● Exercise directions: Pull every line containing the word "Your" from the records.

● Excerpted data:
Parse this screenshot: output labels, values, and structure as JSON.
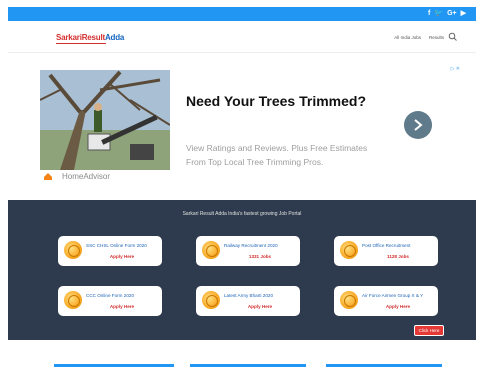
{
  "topbar": {
    "social": [
      "f",
      "🐦",
      "G+",
      "▶"
    ]
  },
  "header": {
    "logo_part1": "SarkariResult",
    "logo_part2": "Adda",
    "nav": [
      "All India Jobs",
      "Results"
    ]
  },
  "ad": {
    "close": "▷ ✕",
    "title": "Need Your Trees Trimmed?",
    "description": "View Ratings and Reviews. Plus Free Estimates From Top Local Tree Trimming Pros.",
    "brand": "HomeAdvisor"
  },
  "jobs": {
    "title": "Sarkari Result Adda India's fastest growing Job Portal",
    "cards": [
      {
        "title": "SSC CHSL Online Form 2020",
        "sub": "Apply Here"
      },
      {
        "title": "Railway Recruitment 2020",
        "sub": "1331 Jobs"
      },
      {
        "title": "Post Office Recruitment",
        "sub": "1128 Jobs"
      },
      {
        "title": "CCC Online Form 2020",
        "sub": "Apply Here"
      },
      {
        "title": "Latest Army Bharti 2020",
        "sub": "Apply Here"
      },
      {
        "title": "Air Force Airmen Group X & Y",
        "sub": "Apply Here"
      }
    ],
    "button": "Click Here"
  },
  "colors": {
    "accent": "#2196f3",
    "dark": "#2e3b4e",
    "red": "#d32f2f",
    "coin": "#f9a825"
  }
}
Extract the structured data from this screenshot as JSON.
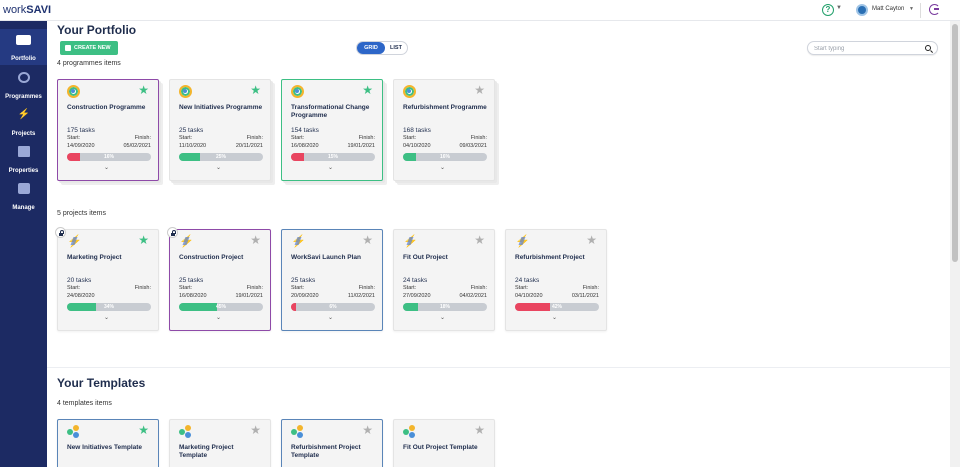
{
  "app": {
    "logo_light": "work",
    "logo_bold": "SAVI",
    "user_name": "Matt Cayton",
    "help_glyph": "?"
  },
  "colors": {
    "sidebar": "#1c2a63",
    "accent_green": "#3dbf84",
    "accent_blue": "#2d66c8",
    "progress_red": "#e94560",
    "progress_green": "#3dbf84"
  },
  "sidebar": {
    "items": [
      {
        "label": "Portfolio",
        "icon": "portfolio-icon",
        "active": true
      },
      {
        "label": "Programmes",
        "icon": "programmes-icon"
      },
      {
        "label": "Projects",
        "icon": "projects-icon"
      },
      {
        "label": "Properties",
        "icon": "properties-icon"
      },
      {
        "label": "Manage",
        "icon": "manage-icon"
      }
    ]
  },
  "header": {
    "title": "Your Portfolio",
    "create_label": "CREATE NEW",
    "view_grid": "GRID",
    "view_list": "LIST",
    "search_placeholder": "Start typing"
  },
  "programmes": {
    "count_label": "4 programmes items",
    "items": [
      {
        "name": "Construction Programme",
        "tasks": "175 tasks",
        "start": "14/09/2020",
        "finish": "05/02/2021",
        "pct": "16%",
        "progress": 0.16,
        "color": "#e94560",
        "starred": true,
        "border": "purple"
      },
      {
        "name": "New Initiatives Programme",
        "tasks": "25 tasks",
        "start": "11/10/2020",
        "finish": "20/11/2021",
        "pct": "25%",
        "progress": 0.25,
        "color": "#3dbf84",
        "starred": true,
        "border": ""
      },
      {
        "name": "Transformational Change Programme",
        "tasks": "154 tasks",
        "start": "16/08/2020",
        "finish": "19/01/2021",
        "pct": "15%",
        "progress": 0.15,
        "color": "#e94560",
        "starred": true,
        "border": "green"
      },
      {
        "name": "Refurbishment Programme",
        "tasks": "168 tasks",
        "start": "04/10/2020",
        "finish": "09/03/2021",
        "pct": "16%",
        "progress": 0.16,
        "color": "#3dbf84",
        "starred": false,
        "border": ""
      }
    ]
  },
  "projects": {
    "count_label": "5 projects items",
    "items": [
      {
        "name": "Marketing Project",
        "tasks": "20 tasks",
        "start": "24/08/2020",
        "finish": "",
        "pct": "34%",
        "progress": 0.34,
        "color": "#3dbf84",
        "starred": true,
        "locked": true,
        "border": ""
      },
      {
        "name": "Construction Project",
        "tasks": "25 tasks",
        "start": "16/08/2020",
        "finish": "19/01/2021",
        "pct": "45%",
        "progress": 0.45,
        "color": "#3dbf84",
        "starred": false,
        "locked": true,
        "border": "purple"
      },
      {
        "name": "WorkSavi Launch Plan",
        "tasks": "25 tasks",
        "start": "20/09/2020",
        "finish": "11/02/2021",
        "pct": "6%",
        "progress": 0.06,
        "color": "#e94560",
        "starred": false,
        "locked": false,
        "border": "blue"
      },
      {
        "name": "Fit Out Project",
        "tasks": "24 tasks",
        "start": "27/09/2020",
        "finish": "04/02/2021",
        "pct": "18%",
        "progress": 0.18,
        "color": "#3dbf84",
        "starred": false,
        "locked": false,
        "border": ""
      },
      {
        "name": "Refurbishment Project",
        "tasks": "24 tasks",
        "start": "04/10/2020",
        "finish": "03/11/2021",
        "pct": "42%",
        "progress": 0.42,
        "color": "#e94560",
        "starred": false,
        "locked": false,
        "border": ""
      }
    ]
  },
  "templates": {
    "title": "Your Templates",
    "count_label": "4 templates items",
    "items": [
      {
        "name": "New Initiatives Template",
        "starred": true,
        "border": "blue"
      },
      {
        "name": "Marketing Project Template",
        "starred": false,
        "border": ""
      },
      {
        "name": "Refurbishment Project Template",
        "starred": false,
        "border": "blue"
      },
      {
        "name": "Fit Out Project Template",
        "starred": false,
        "border": ""
      }
    ]
  },
  "labels": {
    "start": "Start:",
    "finish": "Finish:",
    "star_glyph": "★",
    "chevron_glyph": "⌄"
  }
}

● Output:
    "title": "Need Your Trees Trimmed?",
    "title": "Your Portfolio",
    "title": "Your Templates",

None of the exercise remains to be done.